-- RECORDS TO PROCESS follows --

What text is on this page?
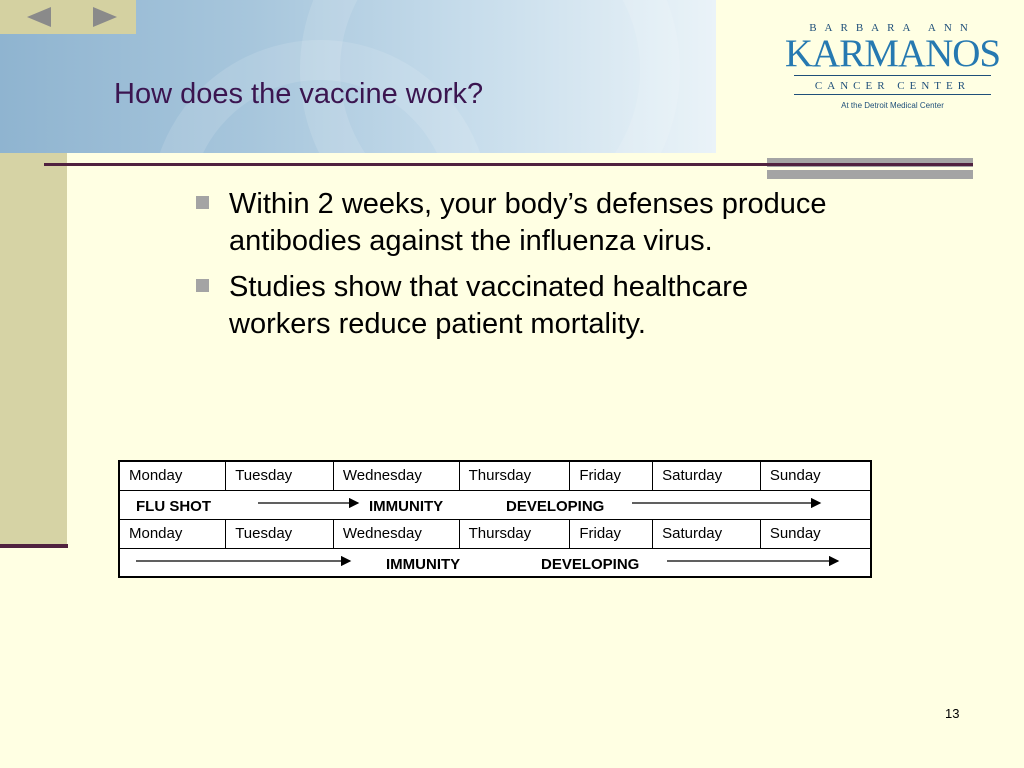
How does the vaccine work?
BARBARA ANN
KARMANOS
CANCER CENTER
At the Detroit Medical Center
Within 2 weeks, your body’s defenses produce antibodies against the influenza virus.
Studies show that vaccinated healthcare workers reduce patient mortality.
Monday	Tuesday	Wednesday	Thursday	Friday	Saturday	Sunday

FLU SHOT IMMUNITY DEVELOPING						

Monday	Tuesday	Wednesday	Thursday	Friday	Saturday	Sunday

IMMUNITY DEVELOPING						
13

-- RECORDS TO PROCESS concluded --

■ **YOUR GOAL**:
All lines above must be repeated exactly, and the pictures must be omitted.

■ **YOUR RESPONSE**:
What text is on this page?
How does the vaccine work?
BARBARA ANN
KARMANOS
CANCER CENTER
At the Detroit Medical Center
Within 2 weeks, your body’s defenses produce antibodies against the influenza virus.
Studies show that vaccinated healthcare workers reduce patient mortality.
Monday	Tuesday	Wednesday	Thursday	Friday	Saturday	Sunday

FLU SHOT IMMUNITY DEVELOPING						

Monday	Tuesday	Wednesday	Thursday	Friday	Saturday	Sunday

IMMUNITY DEVELOPING						
13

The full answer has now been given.